**Tarefas a fazer:**
[1] Traduza para o inglês esta frase do texto sobre a disputa tributária da Ambev: "O Fisco autuou a empresa em R$ 12,6 bilhões, valor que é discutido na Justiça."
[2] Reproduza palavra por palavra, no texto sobre a disputa tributária da Ambev, tudo o que vai de "A Receita Federal" até "mensalmente no Brasil.".

**Trecho da página:**
A Receita Federal questiona a fabricante de bebidas Ambev por restituições bilionárias de Imposto de Renda no Brasil sobre lucros da cervejaria no exterior. O Fisco autuou a empresa em R$ 12,6 bilhões, valor que é discutido na Justiça.
A origem da disputa é a compensação do Imposto de Renda devido no País com o Imposto de Renda anual pago pela multinacional brasileira fora daqui. A Ambev entende que pode usar o IR desembolsado no exterior para abater o Imposto de Renda e a Contribuição Social sobre o Lucro Líquido (CSLL) pagos mensalmente no Brasil.
Já a Receita considera o procedimento irregular. O Fisco avalia que, na prática, é como se governo brasileiro pagasse pelo imposto que a Ambev recolheu em outro País.
Em nota, a Ambev informou que não comenta casos judiciais em andamento. “Vale pontuar que cumprimos integralmente a legislação brasileira sobre lucros no exterior e já houve o reconhecimento no próprio Carf (Conselho Administrativo de Recursos Fiscais) em caso semelhante a favor dos contribuintes”, disse.

**Material fornecido:**
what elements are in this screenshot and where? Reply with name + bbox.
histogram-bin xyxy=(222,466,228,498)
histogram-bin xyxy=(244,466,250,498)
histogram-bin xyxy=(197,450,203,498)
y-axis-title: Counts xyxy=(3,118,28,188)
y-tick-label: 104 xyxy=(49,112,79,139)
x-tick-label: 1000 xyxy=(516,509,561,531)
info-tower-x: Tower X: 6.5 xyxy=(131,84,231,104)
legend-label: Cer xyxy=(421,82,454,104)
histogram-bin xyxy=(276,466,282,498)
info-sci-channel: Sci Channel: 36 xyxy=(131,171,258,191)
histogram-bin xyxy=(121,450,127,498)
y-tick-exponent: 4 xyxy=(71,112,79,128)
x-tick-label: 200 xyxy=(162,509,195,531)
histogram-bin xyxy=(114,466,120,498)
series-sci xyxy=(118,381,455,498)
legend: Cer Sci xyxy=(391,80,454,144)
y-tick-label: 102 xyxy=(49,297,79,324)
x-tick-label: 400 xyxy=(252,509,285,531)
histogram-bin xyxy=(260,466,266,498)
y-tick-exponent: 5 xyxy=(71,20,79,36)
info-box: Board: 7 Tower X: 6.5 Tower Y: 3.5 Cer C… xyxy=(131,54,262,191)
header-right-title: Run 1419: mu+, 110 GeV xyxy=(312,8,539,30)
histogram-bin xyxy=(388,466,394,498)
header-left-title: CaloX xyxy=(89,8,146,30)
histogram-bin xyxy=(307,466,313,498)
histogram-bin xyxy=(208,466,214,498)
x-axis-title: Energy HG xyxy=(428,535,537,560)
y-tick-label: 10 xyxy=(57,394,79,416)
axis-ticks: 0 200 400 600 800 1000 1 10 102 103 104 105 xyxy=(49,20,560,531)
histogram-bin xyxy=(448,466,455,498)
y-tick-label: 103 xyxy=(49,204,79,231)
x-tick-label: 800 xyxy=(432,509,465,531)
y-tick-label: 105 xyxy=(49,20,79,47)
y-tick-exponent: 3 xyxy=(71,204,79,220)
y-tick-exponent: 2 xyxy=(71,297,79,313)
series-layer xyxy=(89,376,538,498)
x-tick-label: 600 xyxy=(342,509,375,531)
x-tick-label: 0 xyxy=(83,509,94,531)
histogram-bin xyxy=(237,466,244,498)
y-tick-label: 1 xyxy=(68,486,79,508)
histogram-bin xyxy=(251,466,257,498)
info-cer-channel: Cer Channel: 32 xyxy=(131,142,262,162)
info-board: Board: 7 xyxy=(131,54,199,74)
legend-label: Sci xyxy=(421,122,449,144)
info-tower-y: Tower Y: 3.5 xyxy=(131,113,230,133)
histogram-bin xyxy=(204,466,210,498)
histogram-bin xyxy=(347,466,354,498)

**Lista de respostas:**
[1] The tax authority issued the company an assessment of R$12.6 billion, an amount that is being disputed in court.

[2]
A Receita Federal questiona a fabricante de bebidas Ambev por restituições bilionárias de Imposto de Renda no Brasil sobre lucros da cervejaria no exterior. O Fisco autuou a empresa em R$ 12,6 bilhões, valor que é discutido na Justiça.
A origem da disputa é a compensação do Imposto de Renda devido no País com o Imposto de Renda anual pago pela multinacional brasileira fora daqui. A Ambev entende que pode usar o IR desembolsado no exterior para abater o Imposto de Renda e a Contribuição Social sobre o Lucro Líquido (CSLL) pagos mensalmente no Brasil.